Extracts from a graphics dataset
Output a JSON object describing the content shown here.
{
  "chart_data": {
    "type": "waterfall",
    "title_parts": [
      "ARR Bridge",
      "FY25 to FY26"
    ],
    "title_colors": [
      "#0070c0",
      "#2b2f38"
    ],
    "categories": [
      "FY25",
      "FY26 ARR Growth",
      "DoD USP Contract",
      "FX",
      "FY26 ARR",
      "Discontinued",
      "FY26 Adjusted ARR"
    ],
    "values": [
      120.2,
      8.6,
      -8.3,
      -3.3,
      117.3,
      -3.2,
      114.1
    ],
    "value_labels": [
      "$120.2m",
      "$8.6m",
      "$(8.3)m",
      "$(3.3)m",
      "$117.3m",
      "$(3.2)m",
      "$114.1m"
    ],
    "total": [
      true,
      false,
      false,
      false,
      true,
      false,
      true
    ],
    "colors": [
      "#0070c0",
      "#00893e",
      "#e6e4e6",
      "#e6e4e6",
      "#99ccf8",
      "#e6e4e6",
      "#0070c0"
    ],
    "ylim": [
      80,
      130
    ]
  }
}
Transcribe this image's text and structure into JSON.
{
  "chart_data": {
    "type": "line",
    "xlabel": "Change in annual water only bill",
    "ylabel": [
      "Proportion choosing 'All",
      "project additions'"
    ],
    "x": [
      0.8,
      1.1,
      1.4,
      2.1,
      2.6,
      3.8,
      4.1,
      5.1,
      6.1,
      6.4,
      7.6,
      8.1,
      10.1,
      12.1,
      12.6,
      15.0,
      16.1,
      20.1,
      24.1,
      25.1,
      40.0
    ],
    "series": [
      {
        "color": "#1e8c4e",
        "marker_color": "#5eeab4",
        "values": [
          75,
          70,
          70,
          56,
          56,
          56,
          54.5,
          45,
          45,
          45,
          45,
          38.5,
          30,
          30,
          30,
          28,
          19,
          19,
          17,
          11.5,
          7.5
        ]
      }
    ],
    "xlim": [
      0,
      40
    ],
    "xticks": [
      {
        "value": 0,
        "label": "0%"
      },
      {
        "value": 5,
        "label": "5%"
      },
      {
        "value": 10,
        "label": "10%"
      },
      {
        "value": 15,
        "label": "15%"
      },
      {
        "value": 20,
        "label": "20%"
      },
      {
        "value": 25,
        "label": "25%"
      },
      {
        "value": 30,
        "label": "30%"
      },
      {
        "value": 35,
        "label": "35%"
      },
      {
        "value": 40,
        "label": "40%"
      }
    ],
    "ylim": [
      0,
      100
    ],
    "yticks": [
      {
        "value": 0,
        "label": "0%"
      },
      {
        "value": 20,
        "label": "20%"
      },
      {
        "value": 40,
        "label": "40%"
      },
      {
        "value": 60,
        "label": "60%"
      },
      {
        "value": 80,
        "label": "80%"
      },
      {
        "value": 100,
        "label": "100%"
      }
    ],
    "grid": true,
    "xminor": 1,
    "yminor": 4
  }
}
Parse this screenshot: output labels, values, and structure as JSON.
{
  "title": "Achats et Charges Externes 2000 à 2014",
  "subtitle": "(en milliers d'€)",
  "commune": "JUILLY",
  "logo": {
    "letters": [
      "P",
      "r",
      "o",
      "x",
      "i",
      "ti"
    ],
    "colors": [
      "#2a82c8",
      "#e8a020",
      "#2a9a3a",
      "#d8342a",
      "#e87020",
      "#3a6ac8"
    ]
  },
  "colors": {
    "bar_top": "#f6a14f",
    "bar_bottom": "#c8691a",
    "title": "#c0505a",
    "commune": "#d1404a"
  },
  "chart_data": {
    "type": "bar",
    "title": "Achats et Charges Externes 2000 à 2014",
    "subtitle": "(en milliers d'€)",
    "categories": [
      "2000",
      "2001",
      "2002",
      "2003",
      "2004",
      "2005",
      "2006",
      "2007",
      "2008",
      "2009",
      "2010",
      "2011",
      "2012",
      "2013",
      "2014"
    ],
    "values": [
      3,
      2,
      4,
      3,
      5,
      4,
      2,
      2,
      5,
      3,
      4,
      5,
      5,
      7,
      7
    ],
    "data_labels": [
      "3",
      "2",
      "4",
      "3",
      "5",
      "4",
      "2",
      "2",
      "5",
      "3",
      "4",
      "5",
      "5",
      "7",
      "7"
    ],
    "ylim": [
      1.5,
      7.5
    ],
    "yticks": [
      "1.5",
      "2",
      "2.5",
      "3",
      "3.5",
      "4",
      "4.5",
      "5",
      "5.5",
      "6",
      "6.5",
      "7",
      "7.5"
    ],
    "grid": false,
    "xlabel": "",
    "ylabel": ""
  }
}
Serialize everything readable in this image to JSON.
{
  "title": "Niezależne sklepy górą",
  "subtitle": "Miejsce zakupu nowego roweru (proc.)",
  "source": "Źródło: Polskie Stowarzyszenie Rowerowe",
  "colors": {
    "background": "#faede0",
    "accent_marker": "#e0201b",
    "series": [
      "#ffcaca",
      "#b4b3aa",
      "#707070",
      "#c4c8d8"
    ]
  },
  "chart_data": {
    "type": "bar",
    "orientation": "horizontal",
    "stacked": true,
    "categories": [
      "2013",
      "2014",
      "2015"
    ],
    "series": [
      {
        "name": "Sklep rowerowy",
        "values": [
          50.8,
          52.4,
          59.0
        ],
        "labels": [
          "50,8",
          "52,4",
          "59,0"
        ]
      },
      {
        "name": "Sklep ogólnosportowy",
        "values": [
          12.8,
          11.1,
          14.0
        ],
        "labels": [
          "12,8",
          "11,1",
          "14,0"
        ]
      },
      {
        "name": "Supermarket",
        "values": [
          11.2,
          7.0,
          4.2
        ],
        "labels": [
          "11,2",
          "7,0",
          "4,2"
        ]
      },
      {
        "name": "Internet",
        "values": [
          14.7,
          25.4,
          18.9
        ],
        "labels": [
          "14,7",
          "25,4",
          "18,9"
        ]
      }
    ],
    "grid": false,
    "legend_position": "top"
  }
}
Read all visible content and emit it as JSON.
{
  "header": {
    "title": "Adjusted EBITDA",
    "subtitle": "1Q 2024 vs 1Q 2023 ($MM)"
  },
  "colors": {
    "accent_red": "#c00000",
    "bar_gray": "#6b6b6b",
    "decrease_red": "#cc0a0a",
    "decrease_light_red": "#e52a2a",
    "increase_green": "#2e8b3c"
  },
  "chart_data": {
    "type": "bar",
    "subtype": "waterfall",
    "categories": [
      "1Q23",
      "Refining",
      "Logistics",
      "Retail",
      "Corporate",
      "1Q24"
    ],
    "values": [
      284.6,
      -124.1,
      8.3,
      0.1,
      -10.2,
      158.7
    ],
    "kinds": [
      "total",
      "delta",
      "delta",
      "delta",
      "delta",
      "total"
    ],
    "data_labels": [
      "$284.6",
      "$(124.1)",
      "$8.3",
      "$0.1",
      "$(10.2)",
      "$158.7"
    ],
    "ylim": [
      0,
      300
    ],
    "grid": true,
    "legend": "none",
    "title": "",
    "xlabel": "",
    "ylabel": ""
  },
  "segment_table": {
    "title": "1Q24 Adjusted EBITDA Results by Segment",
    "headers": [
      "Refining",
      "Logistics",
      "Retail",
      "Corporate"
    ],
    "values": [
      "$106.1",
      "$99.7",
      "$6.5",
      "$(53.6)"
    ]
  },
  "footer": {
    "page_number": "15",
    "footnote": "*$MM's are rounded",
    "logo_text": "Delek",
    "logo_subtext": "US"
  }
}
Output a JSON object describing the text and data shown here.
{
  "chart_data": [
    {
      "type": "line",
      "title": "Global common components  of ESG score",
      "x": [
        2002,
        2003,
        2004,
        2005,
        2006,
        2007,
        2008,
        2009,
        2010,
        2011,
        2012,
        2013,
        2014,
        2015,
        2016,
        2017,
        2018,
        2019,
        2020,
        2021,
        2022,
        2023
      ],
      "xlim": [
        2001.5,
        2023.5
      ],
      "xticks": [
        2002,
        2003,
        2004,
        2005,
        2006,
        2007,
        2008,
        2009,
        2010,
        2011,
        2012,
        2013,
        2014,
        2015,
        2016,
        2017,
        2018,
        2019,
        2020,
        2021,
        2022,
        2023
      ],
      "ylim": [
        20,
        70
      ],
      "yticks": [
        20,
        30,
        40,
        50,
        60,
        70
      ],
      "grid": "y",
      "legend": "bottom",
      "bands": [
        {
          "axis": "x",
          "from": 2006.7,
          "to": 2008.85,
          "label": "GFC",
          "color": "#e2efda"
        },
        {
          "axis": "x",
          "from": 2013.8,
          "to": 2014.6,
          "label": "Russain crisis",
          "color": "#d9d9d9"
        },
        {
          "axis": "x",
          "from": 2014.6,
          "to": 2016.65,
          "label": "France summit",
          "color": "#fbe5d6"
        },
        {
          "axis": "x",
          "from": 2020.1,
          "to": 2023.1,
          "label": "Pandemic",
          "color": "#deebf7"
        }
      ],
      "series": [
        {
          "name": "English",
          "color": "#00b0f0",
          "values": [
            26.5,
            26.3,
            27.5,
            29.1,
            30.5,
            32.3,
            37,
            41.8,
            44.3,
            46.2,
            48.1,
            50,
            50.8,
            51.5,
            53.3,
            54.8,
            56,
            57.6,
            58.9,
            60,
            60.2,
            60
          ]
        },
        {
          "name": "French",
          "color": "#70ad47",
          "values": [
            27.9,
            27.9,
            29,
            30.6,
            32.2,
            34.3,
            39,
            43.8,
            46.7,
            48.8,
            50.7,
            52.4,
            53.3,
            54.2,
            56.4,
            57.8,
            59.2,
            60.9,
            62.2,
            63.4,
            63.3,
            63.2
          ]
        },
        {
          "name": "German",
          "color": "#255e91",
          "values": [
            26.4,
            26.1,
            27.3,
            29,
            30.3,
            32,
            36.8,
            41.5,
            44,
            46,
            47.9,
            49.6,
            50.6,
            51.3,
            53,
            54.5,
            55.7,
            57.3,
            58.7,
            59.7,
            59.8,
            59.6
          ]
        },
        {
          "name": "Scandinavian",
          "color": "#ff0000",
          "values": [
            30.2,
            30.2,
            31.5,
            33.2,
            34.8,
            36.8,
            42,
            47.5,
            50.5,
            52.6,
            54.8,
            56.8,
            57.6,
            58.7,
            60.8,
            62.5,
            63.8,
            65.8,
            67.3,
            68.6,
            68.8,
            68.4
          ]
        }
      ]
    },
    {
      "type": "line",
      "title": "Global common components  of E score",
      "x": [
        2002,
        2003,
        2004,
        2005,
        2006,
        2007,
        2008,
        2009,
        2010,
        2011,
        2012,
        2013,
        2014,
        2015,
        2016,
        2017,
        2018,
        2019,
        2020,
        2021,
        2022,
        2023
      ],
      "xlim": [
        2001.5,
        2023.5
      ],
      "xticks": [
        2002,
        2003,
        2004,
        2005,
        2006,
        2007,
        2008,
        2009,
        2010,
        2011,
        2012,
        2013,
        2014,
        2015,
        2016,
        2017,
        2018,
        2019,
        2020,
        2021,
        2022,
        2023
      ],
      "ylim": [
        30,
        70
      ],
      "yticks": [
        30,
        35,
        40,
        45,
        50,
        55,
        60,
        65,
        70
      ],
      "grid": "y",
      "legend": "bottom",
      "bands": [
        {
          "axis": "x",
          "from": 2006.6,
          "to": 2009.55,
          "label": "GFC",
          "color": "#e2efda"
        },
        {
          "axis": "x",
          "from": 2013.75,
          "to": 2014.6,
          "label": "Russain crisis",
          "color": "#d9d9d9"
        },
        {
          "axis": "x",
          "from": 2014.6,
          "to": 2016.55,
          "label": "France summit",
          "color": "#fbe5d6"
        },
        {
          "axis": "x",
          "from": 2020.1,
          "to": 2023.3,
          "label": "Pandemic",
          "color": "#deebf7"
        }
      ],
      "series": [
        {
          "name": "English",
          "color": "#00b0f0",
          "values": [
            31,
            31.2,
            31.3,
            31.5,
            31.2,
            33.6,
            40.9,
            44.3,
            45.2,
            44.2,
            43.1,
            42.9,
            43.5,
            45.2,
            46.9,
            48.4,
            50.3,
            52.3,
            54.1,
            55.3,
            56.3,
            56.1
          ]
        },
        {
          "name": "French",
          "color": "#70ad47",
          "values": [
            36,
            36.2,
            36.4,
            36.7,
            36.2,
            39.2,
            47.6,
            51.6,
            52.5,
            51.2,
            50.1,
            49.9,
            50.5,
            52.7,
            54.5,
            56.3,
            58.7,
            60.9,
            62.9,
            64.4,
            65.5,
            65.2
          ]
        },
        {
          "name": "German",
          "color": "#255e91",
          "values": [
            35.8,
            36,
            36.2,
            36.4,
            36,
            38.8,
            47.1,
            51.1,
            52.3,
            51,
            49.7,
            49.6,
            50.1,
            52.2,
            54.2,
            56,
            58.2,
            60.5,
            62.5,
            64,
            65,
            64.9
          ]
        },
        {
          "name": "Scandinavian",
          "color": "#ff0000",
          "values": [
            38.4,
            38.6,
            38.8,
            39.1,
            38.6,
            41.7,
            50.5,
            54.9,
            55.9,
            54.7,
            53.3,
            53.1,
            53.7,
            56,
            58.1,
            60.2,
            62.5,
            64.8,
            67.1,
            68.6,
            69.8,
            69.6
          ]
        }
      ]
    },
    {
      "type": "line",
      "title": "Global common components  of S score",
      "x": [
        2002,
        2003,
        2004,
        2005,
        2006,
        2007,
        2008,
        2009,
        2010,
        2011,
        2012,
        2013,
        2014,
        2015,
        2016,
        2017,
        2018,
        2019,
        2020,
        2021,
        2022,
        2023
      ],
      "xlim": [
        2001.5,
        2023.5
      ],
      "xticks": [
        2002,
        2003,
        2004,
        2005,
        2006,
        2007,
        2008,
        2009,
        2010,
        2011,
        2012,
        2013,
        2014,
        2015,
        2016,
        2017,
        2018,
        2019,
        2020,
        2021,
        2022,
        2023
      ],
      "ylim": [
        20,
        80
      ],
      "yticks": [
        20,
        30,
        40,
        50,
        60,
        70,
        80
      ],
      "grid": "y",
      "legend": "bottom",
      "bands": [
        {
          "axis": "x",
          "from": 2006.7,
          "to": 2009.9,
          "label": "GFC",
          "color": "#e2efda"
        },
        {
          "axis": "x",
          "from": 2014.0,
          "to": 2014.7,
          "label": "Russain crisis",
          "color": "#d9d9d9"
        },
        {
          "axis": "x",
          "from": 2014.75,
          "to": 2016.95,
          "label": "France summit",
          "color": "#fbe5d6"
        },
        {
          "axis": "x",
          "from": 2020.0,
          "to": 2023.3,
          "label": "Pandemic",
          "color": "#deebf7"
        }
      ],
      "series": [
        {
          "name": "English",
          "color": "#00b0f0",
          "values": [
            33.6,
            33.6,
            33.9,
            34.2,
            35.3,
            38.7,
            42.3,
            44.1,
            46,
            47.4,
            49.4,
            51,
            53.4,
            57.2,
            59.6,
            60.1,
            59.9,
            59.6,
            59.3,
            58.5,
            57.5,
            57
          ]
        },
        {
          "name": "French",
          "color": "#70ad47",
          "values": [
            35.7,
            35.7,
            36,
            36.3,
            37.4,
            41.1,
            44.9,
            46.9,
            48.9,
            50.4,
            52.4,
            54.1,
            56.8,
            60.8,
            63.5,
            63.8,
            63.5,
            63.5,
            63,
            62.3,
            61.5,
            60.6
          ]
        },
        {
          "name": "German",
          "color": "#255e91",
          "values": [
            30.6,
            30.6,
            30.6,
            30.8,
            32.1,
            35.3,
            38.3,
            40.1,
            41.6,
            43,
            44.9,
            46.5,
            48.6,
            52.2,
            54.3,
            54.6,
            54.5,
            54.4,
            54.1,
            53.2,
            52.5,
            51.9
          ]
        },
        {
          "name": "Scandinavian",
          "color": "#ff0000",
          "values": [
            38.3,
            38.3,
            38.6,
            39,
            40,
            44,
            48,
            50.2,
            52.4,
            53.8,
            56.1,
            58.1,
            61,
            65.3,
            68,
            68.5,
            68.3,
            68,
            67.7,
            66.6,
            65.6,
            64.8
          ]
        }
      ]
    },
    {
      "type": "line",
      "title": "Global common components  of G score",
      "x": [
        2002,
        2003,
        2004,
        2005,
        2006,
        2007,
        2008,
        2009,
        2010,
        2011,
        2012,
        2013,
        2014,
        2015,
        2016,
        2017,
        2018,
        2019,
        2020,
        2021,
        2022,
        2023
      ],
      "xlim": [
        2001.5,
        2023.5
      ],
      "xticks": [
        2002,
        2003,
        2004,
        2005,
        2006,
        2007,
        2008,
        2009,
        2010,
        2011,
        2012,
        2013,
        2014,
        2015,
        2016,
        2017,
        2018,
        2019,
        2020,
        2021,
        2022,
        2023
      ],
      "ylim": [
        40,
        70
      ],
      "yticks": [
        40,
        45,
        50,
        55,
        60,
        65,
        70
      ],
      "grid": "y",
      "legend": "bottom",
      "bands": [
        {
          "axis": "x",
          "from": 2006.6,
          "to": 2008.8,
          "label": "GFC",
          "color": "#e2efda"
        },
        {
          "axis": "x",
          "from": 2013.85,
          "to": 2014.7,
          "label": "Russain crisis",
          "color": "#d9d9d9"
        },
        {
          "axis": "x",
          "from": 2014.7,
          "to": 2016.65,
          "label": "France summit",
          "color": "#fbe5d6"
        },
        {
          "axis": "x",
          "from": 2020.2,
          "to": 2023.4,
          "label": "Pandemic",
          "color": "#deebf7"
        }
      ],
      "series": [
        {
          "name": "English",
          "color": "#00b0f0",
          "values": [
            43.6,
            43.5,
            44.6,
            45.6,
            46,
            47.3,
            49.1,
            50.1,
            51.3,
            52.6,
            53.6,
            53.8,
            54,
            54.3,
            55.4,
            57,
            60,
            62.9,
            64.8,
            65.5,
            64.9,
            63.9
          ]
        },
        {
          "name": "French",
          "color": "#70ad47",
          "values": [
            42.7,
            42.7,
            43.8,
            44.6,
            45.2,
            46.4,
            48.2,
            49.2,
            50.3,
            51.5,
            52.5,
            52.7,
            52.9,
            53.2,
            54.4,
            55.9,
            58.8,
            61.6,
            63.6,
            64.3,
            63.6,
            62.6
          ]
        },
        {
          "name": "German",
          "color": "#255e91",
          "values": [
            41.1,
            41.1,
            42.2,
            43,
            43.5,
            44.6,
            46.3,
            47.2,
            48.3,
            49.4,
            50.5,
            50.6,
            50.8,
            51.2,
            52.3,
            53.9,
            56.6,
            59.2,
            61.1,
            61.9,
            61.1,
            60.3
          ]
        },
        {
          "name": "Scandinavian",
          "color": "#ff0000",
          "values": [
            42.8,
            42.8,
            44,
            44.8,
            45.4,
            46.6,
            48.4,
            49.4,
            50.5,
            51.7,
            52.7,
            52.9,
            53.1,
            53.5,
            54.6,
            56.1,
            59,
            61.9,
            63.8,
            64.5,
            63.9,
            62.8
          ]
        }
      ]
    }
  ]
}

* **Task prompt**
Search the entries for the word "shown", then list each line that holds it.

* **Output for this task**
Output a JSON object describing the content shown here.
Output a JSON object describing the text and data shown here.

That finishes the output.